● **Task brief**
Could you write out the records below exactly as they appear, leaving out any pictures?

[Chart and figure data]
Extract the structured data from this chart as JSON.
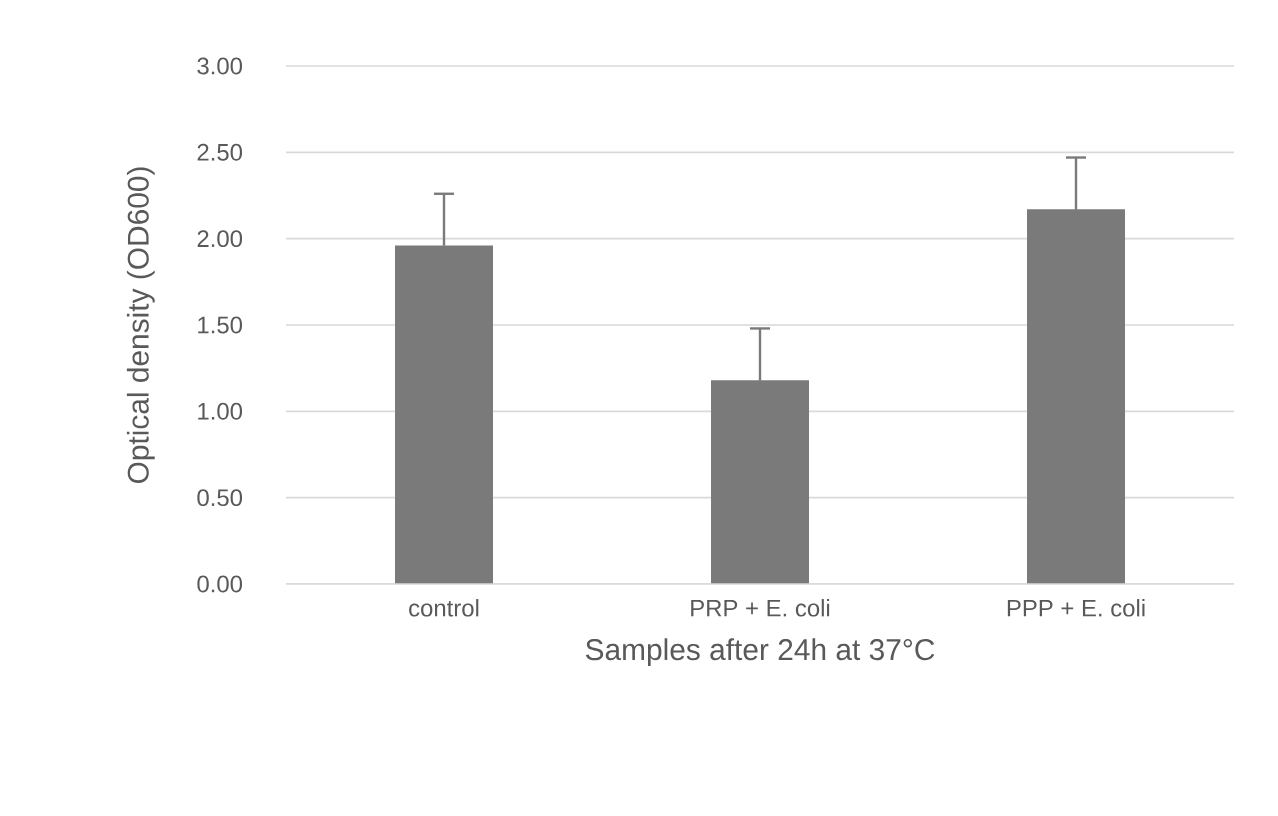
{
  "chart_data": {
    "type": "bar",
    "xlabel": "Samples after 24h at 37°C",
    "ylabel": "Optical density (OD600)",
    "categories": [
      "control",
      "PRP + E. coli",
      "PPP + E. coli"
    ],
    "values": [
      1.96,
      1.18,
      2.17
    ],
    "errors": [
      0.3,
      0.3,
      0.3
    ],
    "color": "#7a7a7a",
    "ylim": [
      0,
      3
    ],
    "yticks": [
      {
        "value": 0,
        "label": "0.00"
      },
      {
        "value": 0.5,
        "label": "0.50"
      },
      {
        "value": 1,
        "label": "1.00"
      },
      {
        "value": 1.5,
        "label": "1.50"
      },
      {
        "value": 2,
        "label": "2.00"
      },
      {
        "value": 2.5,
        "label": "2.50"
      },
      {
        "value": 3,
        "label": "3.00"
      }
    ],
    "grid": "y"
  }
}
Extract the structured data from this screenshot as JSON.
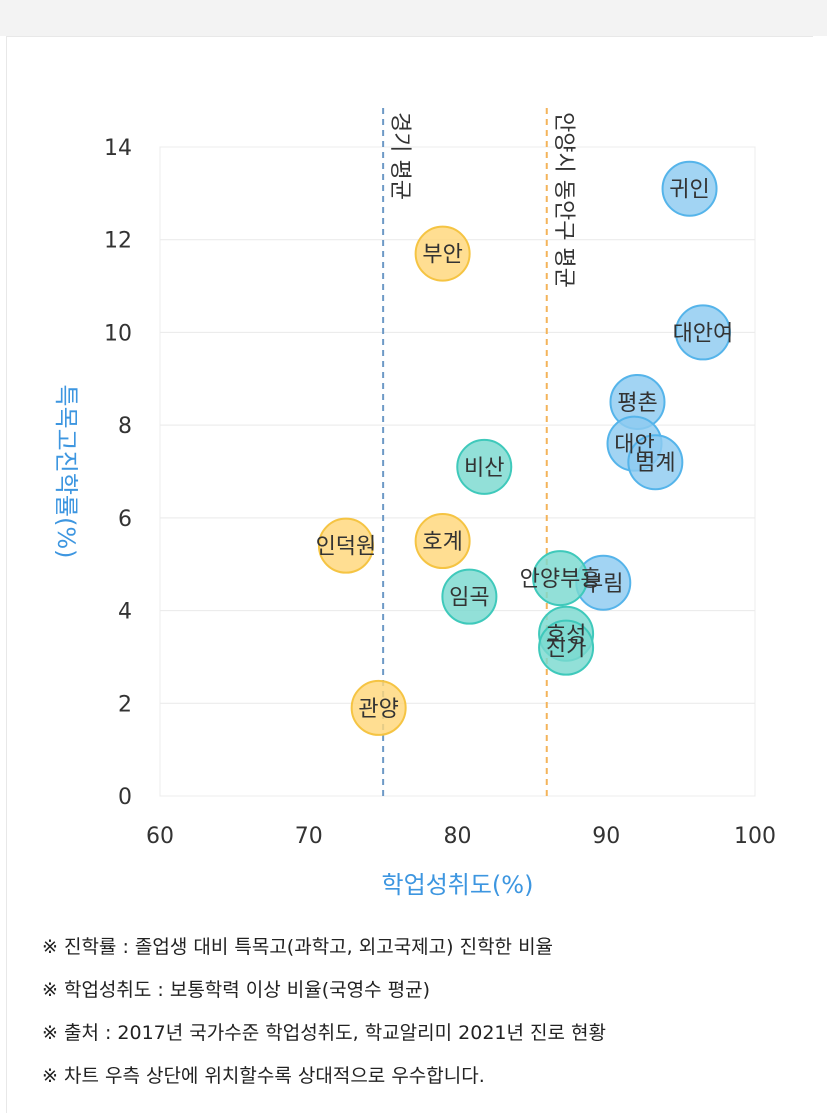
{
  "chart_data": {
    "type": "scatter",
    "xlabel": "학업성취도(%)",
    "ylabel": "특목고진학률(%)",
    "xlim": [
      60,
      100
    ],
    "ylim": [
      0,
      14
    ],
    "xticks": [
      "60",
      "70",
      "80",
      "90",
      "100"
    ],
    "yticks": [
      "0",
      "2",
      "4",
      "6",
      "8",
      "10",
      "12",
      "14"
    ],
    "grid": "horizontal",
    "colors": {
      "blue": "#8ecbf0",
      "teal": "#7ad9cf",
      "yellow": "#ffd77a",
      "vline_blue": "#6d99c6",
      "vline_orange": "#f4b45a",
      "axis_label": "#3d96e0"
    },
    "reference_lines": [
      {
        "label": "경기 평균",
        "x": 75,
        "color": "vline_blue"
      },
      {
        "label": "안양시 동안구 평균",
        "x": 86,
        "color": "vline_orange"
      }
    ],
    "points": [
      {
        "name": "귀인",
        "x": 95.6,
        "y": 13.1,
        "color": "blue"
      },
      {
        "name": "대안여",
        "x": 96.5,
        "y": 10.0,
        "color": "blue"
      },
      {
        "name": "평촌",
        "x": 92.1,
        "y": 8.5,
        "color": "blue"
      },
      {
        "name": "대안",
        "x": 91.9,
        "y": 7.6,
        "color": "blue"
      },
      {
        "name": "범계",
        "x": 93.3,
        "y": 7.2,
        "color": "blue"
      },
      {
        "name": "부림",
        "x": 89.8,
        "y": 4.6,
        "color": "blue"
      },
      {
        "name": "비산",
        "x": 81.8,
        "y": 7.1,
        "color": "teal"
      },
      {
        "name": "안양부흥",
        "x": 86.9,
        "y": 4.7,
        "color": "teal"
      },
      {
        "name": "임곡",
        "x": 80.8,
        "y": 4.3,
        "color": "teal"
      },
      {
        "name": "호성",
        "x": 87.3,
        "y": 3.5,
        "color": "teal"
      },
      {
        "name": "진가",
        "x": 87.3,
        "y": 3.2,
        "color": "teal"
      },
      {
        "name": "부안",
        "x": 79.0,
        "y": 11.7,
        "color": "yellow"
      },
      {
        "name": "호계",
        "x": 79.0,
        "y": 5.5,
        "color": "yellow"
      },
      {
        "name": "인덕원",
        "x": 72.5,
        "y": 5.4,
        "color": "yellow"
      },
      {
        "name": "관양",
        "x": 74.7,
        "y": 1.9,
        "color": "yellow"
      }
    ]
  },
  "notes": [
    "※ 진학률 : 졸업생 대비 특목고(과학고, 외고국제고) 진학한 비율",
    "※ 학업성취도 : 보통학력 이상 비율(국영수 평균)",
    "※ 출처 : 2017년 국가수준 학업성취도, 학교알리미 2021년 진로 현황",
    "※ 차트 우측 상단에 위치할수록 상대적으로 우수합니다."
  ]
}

● **Solution to this problem**
Extract the structured data from this chart as JSON.
{
  "chart_data": {
    "type": "bar",
    "xlabel": "Samples after 24h at 37°C",
    "ylabel": "Optical density (OD600)",
    "categories": [
      "control",
      "PRP + E. coli",
      "PPP + E. coli"
    ],
    "values": [
      1.96,
      1.18,
      2.17
    ],
    "errors": [
      0.3,
      0.3,
      0.3
    ],
    "color": "#7a7a7a",
    "ylim": [
      0,
      3
    ],
    "yticks": [
      {
        "value": 0,
        "label": "0.00"
      },
      {
        "value": 0.5,
        "label": "0.50"
      },
      {
        "value": 1,
        "label": "1.00"
      },
      {
        "value": 1.5,
        "label": "1.50"
      },
      {
        "value": 2,
        "label": "2.00"
      },
      {
        "value": 2.5,
        "label": "2.50"
      },
      {
        "value": 3,
        "label": "3.00"
      }
    ],
    "grid": "y"
  }
}
Extract the structured data from this screenshot as JSON.
{
  "chart_data": {
    "type": "scatter",
    "xlabel": "학업성취도(%)",
    "ylabel": "특목고진학률(%)",
    "xlim": [
      60,
      100
    ],
    "ylim": [
      0,
      14
    ],
    "xticks": [
      "60",
      "70",
      "80",
      "90",
      "100"
    ],
    "yticks": [
      "0",
      "2",
      "4",
      "6",
      "8",
      "10",
      "12",
      "14"
    ],
    "grid": "horizontal",
    "colors": {
      "blue": "#8ecbf0",
      "teal": "#7ad9cf",
      "yellow": "#ffd77a",
      "vline_blue": "#6d99c6",
      "vline_orange": "#f4b45a",
      "axis_label": "#3d96e0"
    },
    "reference_lines": [
      {
        "label": "경기 평균",
        "x": 75,
        "color": "vline_blue"
      },
      {
        "label": "안양시 동안구 평균",
        "x": 86,
        "color": "vline_orange"
      }
    ],
    "points": [
      {
        "name": "귀인",
        "x": 95.6,
        "y": 13.1,
        "color": "blue"
      },
      {
        "name": "대안여",
        "x": 96.5,
        "y": 10.0,
        "color": "blue"
      },
      {
        "name": "평촌",
        "x": 92.1,
        "y": 8.5,
        "color": "blue"
      },
      {
        "name": "대안",
        "x": 91.9,
        "y": 7.6,
        "color": "blue"
      },
      {
        "name": "범계",
        "x": 93.3,
        "y": 7.2,
        "color": "blue"
      },
      {
        "name": "부림",
        "x": 89.8,
        "y": 4.6,
        "color": "blue"
      },
      {
        "name": "비산",
        "x": 81.8,
        "y": 7.1,
        "color": "teal"
      },
      {
        "name": "안양부흥",
        "x": 86.9,
        "y": 4.7,
        "color": "teal"
      },
      {
        "name": "임곡",
        "x": 80.8,
        "y": 4.3,
        "color": "teal"
      },
      {
        "name": "호성",
        "x": 87.3,
        "y": 3.5,
        "color": "teal"
      },
      {
        "name": "진가",
        "x": 87.3,
        "y": 3.2,
        "color": "teal"
      },
      {
        "name": "부안",
        "x": 79.0,
        "y": 11.7,
        "color": "yellow"
      },
      {
        "name": "호계",
        "x": 79.0,
        "y": 5.5,
        "color": "yellow"
      },
      {
        "name": "인덕원",
        "x": 72.5,
        "y": 5.4,
        "color": "yellow"
      },
      {
        "name": "관양",
        "x": 74.7,
        "y": 1.9,
        "color": "yellow"
      }
    ]
  },
  "notes": [
    "※ 진학률 : 졸업생 대비 특목고(과학고, 외고국제고) 진학한 비율",
    "※ 학업성취도 : 보통학력 이상 비율(국영수 평균)",
    "※ 출처 : 2017년 국가수준 학업성취도, 학교알리미 2021년 진로 현황",
    "※ 차트 우측 상단에 위치할수록 상대적으로 우수합니다."
  ]
}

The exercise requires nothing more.